Task statement
Repeat all of the data precisely.

Data records
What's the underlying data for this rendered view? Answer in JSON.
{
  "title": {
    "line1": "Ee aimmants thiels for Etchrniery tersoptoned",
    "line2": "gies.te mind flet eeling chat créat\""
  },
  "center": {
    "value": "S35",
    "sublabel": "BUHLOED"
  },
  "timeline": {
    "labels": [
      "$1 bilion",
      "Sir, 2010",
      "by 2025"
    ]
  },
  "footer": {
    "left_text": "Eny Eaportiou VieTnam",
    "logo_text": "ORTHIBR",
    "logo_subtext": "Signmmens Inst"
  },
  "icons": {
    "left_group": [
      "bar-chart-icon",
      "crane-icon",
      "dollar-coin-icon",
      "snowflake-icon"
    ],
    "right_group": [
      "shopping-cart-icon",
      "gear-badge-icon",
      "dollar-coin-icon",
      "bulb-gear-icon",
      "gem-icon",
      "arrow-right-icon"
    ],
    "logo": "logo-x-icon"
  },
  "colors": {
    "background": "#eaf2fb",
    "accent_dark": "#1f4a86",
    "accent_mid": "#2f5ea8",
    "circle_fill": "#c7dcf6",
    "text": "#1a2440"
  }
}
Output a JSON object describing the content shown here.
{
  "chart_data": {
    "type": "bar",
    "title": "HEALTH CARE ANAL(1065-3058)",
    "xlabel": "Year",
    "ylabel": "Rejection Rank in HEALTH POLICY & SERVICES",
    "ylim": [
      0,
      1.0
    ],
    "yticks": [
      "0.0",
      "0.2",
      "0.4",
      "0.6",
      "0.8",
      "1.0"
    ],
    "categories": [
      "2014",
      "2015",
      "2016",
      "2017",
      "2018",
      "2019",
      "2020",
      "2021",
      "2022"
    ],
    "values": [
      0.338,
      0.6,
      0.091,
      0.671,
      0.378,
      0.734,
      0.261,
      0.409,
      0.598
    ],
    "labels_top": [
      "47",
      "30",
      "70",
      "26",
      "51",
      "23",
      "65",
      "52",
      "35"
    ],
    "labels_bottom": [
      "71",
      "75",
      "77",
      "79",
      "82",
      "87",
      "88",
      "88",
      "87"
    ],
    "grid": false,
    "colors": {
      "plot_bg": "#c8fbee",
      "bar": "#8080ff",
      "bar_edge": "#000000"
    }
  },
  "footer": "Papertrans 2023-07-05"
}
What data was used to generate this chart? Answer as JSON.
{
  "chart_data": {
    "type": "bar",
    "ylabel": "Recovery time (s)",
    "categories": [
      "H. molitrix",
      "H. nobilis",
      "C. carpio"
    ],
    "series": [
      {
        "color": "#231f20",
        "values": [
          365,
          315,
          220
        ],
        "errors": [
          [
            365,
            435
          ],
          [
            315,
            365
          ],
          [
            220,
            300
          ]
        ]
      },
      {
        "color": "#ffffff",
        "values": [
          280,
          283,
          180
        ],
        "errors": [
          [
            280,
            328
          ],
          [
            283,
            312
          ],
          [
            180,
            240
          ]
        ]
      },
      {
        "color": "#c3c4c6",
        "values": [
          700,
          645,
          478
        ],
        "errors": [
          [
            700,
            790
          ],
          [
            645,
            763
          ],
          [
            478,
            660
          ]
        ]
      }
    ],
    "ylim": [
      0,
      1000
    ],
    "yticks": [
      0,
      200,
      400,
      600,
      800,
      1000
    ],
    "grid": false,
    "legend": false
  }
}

Full output
What's the underlying data for this rendered view? Answer in JSON.
{
  "title": {
    "line1": "Ee aimmants thiels for Etchrniery tersoptoned",
    "line2": "gies.te mind flet eeling chat créat\""
  },
  "center": {
    "value": "S35",
    "sublabel": "BUHLOED"
  },
  "timeline": {
    "labels": [
      "$1 bilion",
      "Sir, 2010",
      "by 2025"
    ]
  },
  "footer": {
    "left_text": "Eny Eaportiou VieTnam",
    "logo_text": "ORTHIBR",
    "logo_subtext": "Signmmens Inst"
  },
  "icons": {
    "left_group": [
      "bar-chart-icon",
      "crane-icon",
      "dollar-coin-icon",
      "snowflake-icon"
    ],
    "right_group": [
      "shopping-cart-icon",
      "gear-badge-icon",
      "dollar-coin-icon",
      "bulb-gear-icon",
      "gem-icon",
      "arrow-right-icon"
    ],
    "logo": "logo-x-icon"
  },
  "colors": {
    "background": "#eaf2fb",
    "accent_dark": "#1f4a86",
    "accent_mid": "#2f5ea8",
    "circle_fill": "#c7dcf6",
    "text": "#1a2440"
  }
}
Output a JSON object describing the content shown here.
{
  "chart_data": {
    "type": "bar",
    "title": "HEALTH CARE ANAL(1065-3058)",
    "xlabel": "Year",
    "ylabel": "Rejection Rank in HEALTH POLICY & SERVICES",
    "ylim": [
      0,
      1.0
    ],
    "yticks": [
      "0.0",
      "0.2",
      "0.4",
      "0.6",
      "0.8",
      "1.0"
    ],
    "categories": [
      "2014",
      "2015",
      "2016",
      "2017",
      "2018",
      "2019",
      "2020",
      "2021",
      "2022"
    ],
    "values": [
      0.338,
      0.6,
      0.091,
      0.671,
      0.378,
      0.734,
      0.261,
      0.409,
      0.598
    ],
    "labels_top": [
      "47",
      "30",
      "70",
      "26",
      "51",
      "23",
      "65",
      "52",
      "35"
    ],
    "labels_bottom": [
      "71",
      "75",
      "77",
      "79",
      "82",
      "87",
      "88",
      "88",
      "87"
    ],
    "grid": false,
    "colors": {
      "plot_bg": "#c8fbee",
      "bar": "#8080ff",
      "bar_edge": "#000000"
    }
  },
  "footer": "Papertrans 2023-07-05"
}
What data was used to generate this chart? Answer as JSON.
{
  "chart_data": {
    "type": "bar",
    "ylabel": "Recovery time (s)",
    "categories": [
      "H. molitrix",
      "H. nobilis",
      "C. carpio"
    ],
    "series": [
      {
        "color": "#231f20",
        "values": [
          365,
          315,
          220
        ],
        "errors": [
          [
            365,
            435
          ],
          [
            315,
            365
          ],
          [
            220,
            300
          ]
        ]
      },
      {
        "color": "#ffffff",
        "values": [
          280,
          283,
          180
        ],
        "errors": [
          [
            280,
            328
          ],
          [
            283,
            312
          ],
          [
            180,
            240
          ]
        ]
      },
      {
        "color": "#c3c4c6",
        "values": [
          700,
          645,
          478
        ],
        "errors": [
          [
            700,
            790
          ],
          [
            645,
            763
          ],
          [
            478,
            660
          ]
        ]
      }
    ],
    "ylim": [
      0,
      1000
    ],
    "yticks": [
      0,
      200,
      400,
      600,
      800,
      1000
    ],
    "grid": false,
    "legend": false
  }
}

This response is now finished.